--- BEGIN Input rows ---

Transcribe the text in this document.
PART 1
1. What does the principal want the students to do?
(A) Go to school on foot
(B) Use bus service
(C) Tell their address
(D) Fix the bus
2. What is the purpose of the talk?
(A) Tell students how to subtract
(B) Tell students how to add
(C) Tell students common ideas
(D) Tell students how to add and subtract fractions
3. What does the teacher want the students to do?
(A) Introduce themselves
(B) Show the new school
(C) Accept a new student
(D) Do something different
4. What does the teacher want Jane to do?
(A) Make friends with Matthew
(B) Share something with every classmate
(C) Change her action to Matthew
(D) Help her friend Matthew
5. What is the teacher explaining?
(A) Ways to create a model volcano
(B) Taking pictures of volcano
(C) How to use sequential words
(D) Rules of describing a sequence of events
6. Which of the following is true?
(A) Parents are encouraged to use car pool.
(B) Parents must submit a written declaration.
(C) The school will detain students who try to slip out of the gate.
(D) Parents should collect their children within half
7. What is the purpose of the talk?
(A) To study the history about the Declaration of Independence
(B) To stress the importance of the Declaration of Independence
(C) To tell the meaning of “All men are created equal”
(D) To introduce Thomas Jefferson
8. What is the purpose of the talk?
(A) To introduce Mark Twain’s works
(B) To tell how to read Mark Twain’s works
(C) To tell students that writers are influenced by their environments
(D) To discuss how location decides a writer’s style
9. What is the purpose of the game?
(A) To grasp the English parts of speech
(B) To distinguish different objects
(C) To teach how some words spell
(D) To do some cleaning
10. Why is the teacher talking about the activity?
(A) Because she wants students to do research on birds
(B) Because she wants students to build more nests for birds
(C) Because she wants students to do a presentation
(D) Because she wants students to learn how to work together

--- END Input rows ---

Required task: Which lines hold the word "their"? Copy every one of them.

The completed task:
(C) Tell their address
(D) Parents should collect their children within half
(C) To tell students that writers are influenced by their environments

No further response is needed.